Records that describe figures
=====
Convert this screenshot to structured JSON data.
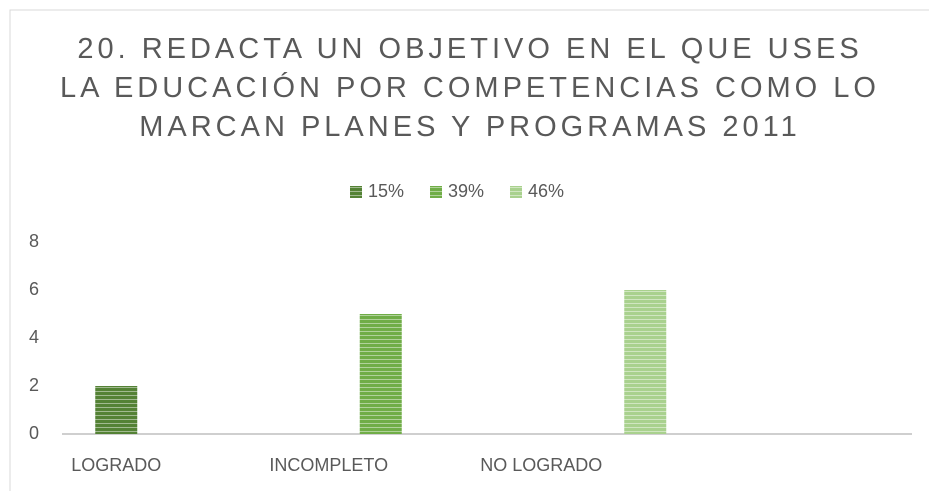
{
  "chart_data": {
    "type": "bar",
    "title": "20. REDACTA UN OBJETIVO EN EL QUE USES LA EDUCACIÓN POR COMPETENCIAS COMO LO MARCAN PLANES Y PROGRAMAS 2011",
    "categories": [
      "LOGRADO",
      "INCOMPLETO",
      "NO LOGRADO",
      null
    ],
    "series": [
      {
        "name": "15%",
        "color": "#548235",
        "values": [
          2,
          null,
          null,
          null
        ]
      },
      {
        "name": "39%",
        "color": "#70ad47",
        "values": [
          null,
          5,
          null,
          null
        ]
      },
      {
        "name": "46%",
        "color": "#a9d18e",
        "values": [
          null,
          null,
          6,
          null
        ]
      }
    ],
    "ylim": [
      0,
      8
    ],
    "yticks": [
      0,
      2,
      4,
      6,
      8
    ],
    "grid": false,
    "legend": "top"
  }
}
=====
Repeat the listing in full and exactly. Leave any pictures out.

Complete output:
Convert this screenshot to structured JSON data.
{
  "chart_data": {
    "type": "bar",
    "title": "20. REDACTA UN OBJETIVO EN EL QUE USES LA EDUCACIÓN POR COMPETENCIAS COMO LO MARCAN PLANES Y PROGRAMAS 2011",
    "categories": [
      "LOGRADO",
      "INCOMPLETO",
      "NO LOGRADO",
      null
    ],
    "series": [
      {
        "name": "15%",
        "color": "#548235",
        "values": [
          2,
          null,
          null,
          null
        ]
      },
      {
        "name": "39%",
        "color": "#70ad47",
        "values": [
          null,
          5,
          null,
          null
        ]
      },
      {
        "name": "46%",
        "color": "#a9d18e",
        "values": [
          null,
          null,
          6,
          null
        ]
      }
    ],
    "ylim": [
      0,
      8
    ],
    "yticks": [
      0,
      2,
      4,
      6,
      8
    ],
    "grid": false,
    "legend": "top"
  }
}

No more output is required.